▸ **TASK PROMPT**: Extract and list every line that contains the word "title".

▸ **GIVEN DATA**:
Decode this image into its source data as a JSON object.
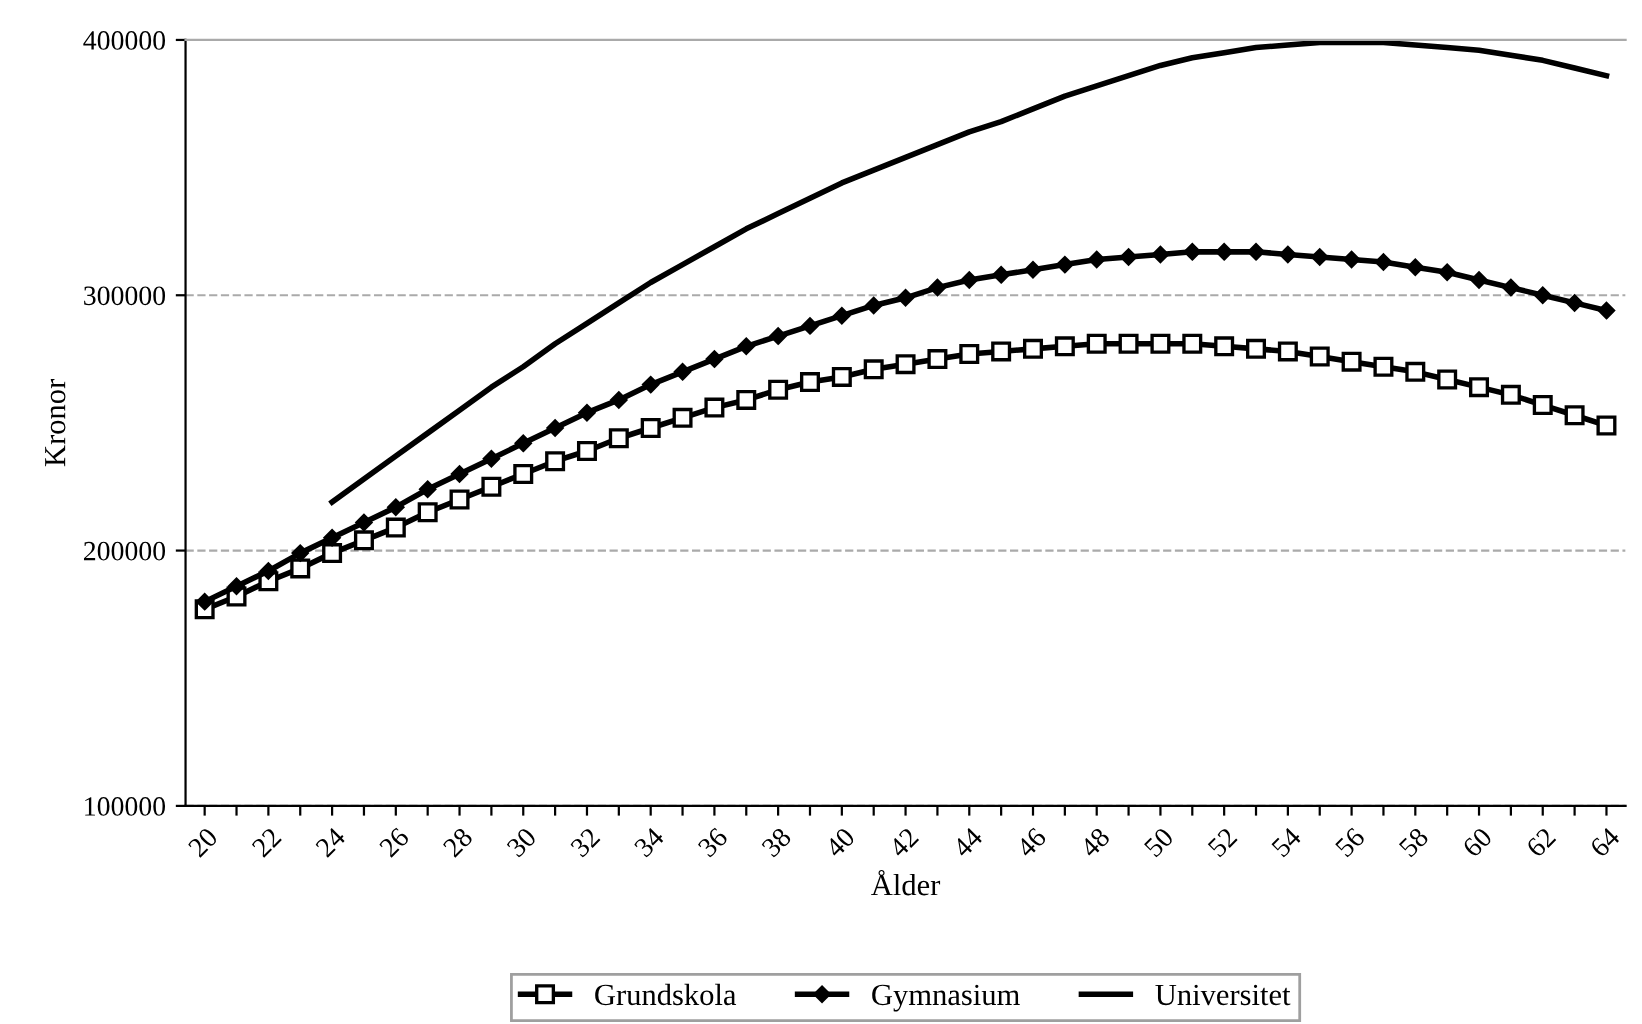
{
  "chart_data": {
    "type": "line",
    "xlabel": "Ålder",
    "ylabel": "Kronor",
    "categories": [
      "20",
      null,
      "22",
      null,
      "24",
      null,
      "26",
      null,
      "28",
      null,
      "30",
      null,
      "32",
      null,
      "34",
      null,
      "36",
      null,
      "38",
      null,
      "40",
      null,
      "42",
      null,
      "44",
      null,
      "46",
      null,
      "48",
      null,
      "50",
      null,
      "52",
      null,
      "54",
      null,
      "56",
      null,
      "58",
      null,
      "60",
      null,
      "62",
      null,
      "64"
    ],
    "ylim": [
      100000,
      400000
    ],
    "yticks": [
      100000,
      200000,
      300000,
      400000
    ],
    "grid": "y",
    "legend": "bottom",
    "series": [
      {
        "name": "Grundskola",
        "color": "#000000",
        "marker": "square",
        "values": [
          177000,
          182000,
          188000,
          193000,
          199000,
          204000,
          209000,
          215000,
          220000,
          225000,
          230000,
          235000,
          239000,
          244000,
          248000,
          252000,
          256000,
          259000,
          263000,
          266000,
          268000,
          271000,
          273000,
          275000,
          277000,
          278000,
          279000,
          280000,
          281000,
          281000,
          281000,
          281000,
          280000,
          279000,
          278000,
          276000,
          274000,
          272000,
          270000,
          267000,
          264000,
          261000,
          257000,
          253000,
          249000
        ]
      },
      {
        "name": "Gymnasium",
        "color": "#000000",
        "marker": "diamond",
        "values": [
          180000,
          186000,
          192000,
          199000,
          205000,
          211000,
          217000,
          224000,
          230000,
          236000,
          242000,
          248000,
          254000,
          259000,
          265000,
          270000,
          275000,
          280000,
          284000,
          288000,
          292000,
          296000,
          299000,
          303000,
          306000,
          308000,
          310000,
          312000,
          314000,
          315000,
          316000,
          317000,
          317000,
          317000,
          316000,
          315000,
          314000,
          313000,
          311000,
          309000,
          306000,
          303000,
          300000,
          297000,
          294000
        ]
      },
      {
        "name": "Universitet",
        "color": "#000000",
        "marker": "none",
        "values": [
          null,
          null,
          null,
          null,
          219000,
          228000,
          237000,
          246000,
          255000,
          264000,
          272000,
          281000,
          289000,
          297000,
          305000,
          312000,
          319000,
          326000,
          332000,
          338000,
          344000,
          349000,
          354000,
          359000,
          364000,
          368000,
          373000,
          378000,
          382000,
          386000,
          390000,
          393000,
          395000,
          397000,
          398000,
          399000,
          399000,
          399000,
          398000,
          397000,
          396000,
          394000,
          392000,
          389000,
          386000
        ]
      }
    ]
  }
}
==
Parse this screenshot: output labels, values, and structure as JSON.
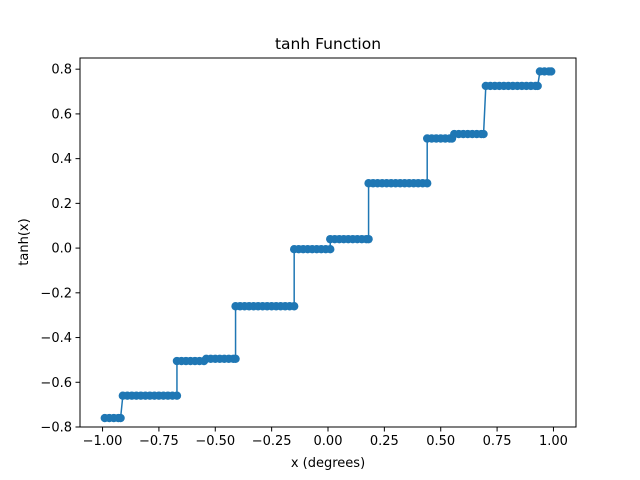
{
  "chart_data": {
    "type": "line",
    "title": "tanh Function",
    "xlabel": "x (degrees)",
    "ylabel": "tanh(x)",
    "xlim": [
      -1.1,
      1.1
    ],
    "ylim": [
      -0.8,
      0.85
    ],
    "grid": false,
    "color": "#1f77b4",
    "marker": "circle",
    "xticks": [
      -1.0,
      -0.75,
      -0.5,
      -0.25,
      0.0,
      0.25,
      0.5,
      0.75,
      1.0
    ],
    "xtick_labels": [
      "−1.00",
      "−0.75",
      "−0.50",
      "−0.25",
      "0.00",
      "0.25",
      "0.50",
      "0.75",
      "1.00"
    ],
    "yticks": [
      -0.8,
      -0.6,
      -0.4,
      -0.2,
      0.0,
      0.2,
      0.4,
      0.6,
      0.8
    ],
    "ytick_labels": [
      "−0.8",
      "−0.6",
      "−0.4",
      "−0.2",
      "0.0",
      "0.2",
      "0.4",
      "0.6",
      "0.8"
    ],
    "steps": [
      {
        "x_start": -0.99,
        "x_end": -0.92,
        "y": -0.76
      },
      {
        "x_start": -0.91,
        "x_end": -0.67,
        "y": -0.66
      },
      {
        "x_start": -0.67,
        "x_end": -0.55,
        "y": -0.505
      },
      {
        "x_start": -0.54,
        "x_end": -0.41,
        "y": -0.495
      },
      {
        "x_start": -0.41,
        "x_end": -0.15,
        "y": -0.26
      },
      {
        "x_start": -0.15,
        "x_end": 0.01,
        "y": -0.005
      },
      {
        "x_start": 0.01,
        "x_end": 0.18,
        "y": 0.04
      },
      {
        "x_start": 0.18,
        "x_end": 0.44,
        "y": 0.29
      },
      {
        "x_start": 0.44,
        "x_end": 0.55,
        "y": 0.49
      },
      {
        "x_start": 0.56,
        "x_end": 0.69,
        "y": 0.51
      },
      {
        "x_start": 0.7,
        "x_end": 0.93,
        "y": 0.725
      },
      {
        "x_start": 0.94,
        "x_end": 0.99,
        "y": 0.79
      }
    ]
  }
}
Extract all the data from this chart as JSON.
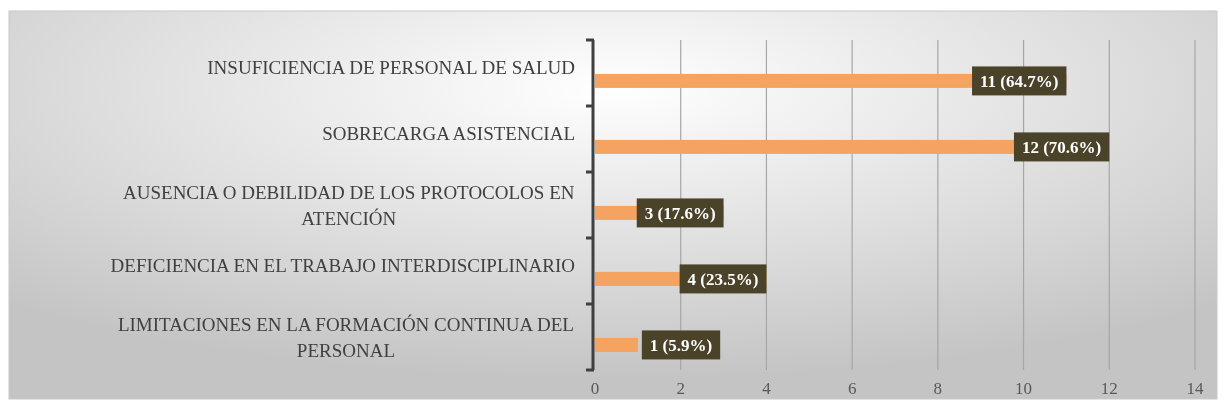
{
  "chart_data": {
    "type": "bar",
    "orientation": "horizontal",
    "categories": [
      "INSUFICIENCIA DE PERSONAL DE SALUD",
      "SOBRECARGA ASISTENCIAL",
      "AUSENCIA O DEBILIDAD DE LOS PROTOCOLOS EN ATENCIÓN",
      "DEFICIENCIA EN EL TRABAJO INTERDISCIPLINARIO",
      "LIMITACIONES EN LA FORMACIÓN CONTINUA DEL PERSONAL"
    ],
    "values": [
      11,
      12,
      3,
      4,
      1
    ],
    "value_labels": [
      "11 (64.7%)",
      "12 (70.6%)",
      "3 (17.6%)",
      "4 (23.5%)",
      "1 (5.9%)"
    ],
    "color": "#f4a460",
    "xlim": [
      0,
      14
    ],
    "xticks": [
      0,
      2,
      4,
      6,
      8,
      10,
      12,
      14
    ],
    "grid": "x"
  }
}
* * *
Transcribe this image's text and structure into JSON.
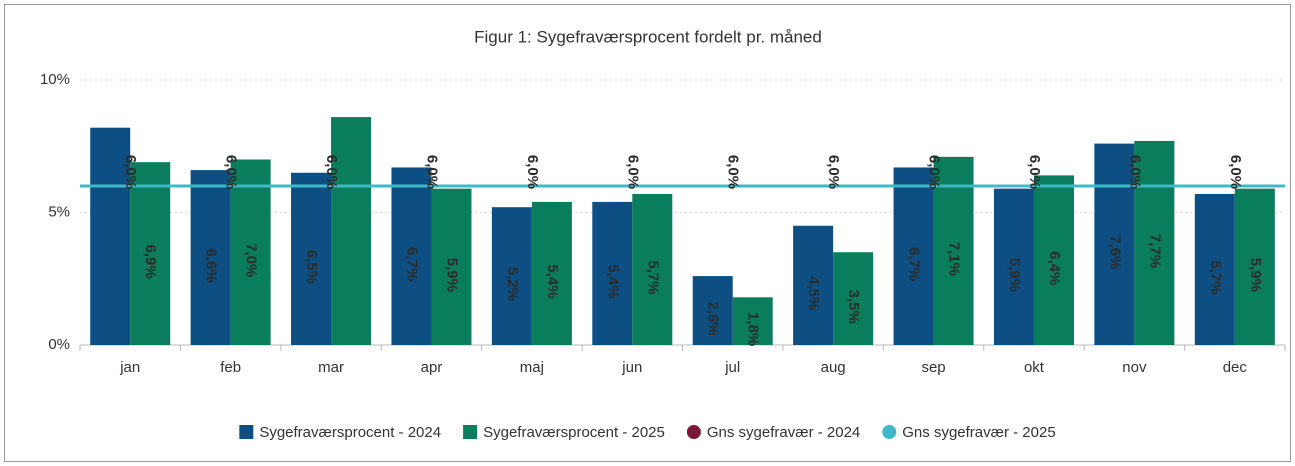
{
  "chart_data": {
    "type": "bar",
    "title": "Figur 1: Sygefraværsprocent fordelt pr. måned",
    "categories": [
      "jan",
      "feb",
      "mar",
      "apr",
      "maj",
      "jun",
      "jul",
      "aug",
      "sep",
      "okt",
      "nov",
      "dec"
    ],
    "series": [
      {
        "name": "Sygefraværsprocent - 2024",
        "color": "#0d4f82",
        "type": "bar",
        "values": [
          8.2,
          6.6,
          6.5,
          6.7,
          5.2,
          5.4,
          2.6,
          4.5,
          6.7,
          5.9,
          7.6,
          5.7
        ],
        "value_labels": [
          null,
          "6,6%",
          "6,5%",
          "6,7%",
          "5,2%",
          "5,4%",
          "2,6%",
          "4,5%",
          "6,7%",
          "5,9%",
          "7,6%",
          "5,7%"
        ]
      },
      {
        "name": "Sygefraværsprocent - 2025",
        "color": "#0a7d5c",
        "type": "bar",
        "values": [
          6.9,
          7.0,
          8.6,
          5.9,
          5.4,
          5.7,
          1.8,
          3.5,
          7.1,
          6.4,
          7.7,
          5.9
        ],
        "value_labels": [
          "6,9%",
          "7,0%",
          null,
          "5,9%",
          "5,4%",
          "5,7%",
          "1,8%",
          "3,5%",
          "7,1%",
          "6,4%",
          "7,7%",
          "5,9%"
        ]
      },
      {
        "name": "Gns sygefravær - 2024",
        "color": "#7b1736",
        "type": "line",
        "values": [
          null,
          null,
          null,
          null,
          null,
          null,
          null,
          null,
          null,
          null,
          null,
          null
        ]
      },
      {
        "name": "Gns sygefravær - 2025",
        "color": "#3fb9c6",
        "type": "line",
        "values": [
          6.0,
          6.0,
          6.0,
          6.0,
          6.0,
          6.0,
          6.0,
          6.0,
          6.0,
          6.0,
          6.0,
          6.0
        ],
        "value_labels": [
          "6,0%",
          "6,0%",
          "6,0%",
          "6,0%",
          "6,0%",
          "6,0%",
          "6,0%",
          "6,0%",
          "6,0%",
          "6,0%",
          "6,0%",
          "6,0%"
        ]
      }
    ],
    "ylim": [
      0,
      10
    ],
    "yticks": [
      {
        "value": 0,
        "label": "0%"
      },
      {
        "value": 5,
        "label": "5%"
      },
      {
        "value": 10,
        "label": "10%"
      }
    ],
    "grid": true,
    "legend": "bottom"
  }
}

▸ **ANSWER TO THE PROBLEM**:
    "title": "tanh Function",
    "title": "Figur 1: Sygefraværsprocent fordelt pr. måned",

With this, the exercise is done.